* **Input rows**:
::::::

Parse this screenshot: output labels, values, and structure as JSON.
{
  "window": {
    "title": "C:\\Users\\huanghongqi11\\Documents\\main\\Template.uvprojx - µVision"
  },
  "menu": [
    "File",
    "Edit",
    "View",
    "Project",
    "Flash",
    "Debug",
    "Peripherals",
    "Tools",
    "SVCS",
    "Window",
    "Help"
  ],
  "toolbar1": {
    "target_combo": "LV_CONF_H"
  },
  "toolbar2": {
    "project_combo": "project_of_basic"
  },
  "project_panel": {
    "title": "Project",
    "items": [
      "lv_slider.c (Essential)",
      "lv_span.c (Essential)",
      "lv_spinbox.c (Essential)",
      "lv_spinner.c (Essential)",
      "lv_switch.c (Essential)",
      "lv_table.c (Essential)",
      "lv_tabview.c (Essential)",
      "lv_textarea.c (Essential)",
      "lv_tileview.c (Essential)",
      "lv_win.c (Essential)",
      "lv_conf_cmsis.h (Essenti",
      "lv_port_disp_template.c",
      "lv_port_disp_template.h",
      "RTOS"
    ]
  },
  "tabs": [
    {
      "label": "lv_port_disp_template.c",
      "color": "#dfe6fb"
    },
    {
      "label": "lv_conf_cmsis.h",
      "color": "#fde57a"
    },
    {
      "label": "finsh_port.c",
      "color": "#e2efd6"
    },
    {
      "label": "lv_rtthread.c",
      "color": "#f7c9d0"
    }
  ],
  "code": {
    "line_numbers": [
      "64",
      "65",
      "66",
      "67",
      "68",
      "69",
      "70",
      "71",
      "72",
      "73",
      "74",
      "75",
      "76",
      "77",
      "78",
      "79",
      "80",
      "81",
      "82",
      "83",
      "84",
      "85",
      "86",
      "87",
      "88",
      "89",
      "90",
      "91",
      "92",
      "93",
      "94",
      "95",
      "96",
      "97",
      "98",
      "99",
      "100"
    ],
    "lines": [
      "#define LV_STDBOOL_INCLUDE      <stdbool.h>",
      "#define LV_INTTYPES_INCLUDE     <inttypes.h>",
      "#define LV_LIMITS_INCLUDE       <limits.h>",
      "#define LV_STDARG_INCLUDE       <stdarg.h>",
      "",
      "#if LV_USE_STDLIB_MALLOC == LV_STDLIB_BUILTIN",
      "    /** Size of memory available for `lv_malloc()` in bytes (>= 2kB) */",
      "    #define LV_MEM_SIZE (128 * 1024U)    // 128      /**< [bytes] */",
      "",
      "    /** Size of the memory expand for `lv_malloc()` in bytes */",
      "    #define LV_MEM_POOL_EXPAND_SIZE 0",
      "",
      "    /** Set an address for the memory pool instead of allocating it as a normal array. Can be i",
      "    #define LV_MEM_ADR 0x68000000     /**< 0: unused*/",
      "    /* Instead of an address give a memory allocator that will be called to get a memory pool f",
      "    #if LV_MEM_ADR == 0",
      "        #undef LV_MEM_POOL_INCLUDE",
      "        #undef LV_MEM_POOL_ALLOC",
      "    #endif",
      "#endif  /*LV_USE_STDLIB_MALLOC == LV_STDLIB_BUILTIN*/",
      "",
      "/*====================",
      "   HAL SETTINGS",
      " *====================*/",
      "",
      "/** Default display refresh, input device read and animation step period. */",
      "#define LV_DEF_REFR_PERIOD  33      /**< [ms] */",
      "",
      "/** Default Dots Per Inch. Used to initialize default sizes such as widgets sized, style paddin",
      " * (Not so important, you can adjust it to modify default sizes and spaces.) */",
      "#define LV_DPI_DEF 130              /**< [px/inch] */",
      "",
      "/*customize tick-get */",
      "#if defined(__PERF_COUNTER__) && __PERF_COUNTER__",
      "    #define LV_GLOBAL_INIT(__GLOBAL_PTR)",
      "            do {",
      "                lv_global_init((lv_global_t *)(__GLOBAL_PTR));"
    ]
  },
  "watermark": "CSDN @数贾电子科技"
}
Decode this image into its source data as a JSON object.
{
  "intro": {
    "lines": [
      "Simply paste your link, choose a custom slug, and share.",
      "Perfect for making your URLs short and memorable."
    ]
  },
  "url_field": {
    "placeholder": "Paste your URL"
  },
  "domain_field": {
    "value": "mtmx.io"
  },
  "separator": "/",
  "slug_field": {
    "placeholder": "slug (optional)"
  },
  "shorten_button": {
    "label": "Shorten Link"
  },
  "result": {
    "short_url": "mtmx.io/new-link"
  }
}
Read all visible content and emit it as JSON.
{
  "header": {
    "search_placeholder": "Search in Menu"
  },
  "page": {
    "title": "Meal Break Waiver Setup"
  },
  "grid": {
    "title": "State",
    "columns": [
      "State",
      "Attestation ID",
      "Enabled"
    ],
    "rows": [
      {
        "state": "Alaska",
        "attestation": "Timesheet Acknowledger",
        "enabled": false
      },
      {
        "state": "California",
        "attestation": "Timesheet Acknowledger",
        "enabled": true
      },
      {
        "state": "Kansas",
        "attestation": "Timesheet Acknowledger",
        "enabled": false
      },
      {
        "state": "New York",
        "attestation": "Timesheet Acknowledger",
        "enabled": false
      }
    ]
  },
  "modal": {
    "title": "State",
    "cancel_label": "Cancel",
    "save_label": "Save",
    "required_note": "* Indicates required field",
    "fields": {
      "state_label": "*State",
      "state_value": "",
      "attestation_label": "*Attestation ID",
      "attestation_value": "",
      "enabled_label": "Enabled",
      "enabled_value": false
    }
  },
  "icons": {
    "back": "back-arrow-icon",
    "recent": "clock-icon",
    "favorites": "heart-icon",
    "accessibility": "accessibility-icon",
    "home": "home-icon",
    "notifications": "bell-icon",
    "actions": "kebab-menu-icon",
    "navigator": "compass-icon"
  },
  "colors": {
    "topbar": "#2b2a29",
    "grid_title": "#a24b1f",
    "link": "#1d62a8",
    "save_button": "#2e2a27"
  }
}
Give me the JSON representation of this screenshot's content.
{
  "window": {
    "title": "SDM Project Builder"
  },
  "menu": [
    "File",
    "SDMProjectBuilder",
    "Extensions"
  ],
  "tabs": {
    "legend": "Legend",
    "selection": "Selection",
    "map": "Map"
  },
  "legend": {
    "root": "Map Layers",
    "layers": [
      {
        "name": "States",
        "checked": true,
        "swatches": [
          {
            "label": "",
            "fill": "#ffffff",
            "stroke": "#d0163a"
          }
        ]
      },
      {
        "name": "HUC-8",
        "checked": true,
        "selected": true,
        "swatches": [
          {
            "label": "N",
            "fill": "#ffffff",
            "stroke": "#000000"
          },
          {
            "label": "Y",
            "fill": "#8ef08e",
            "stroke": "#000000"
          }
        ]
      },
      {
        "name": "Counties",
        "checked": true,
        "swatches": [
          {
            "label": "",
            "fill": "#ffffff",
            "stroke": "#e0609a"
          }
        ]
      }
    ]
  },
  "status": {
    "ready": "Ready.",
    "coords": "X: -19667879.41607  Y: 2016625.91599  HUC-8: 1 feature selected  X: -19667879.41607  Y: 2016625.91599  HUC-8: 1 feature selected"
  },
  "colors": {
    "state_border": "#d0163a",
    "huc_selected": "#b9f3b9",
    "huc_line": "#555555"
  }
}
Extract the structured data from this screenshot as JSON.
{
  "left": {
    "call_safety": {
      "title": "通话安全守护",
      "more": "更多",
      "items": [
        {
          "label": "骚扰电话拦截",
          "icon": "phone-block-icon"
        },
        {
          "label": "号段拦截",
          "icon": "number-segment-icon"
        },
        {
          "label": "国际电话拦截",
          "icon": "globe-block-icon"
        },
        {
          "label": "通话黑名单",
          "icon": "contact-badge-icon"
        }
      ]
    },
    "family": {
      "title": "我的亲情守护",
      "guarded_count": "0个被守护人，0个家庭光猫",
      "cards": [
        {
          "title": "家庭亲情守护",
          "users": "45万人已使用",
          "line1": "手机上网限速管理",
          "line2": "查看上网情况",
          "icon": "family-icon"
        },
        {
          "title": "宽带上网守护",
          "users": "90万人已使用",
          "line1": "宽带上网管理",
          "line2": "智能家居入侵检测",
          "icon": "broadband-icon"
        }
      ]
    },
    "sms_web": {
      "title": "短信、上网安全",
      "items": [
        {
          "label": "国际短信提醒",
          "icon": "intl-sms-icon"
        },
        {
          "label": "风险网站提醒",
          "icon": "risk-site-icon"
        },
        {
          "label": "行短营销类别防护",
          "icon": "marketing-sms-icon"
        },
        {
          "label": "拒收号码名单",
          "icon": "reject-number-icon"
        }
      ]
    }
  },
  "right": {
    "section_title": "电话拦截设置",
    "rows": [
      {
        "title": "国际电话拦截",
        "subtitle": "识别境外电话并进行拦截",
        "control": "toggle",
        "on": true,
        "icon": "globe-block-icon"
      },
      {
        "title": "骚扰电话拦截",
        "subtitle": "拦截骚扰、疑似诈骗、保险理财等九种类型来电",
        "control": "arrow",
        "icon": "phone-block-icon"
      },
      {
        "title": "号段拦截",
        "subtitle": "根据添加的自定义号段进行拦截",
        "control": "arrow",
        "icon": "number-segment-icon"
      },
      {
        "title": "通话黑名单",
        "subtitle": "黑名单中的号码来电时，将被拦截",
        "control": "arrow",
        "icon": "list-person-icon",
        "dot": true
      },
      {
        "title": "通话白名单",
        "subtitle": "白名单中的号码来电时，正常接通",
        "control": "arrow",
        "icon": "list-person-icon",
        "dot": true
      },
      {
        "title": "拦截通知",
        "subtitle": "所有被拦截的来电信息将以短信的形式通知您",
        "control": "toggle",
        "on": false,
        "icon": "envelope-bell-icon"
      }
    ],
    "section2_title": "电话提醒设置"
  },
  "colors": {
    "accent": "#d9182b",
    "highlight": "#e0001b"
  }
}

::::::

Report all lines of the material that contain the word "block".

          "icon": "phone-block-icon"
          "icon": "globe-block-icon"
        "icon": "globe-block-icon"
        "icon": "phone-block-icon"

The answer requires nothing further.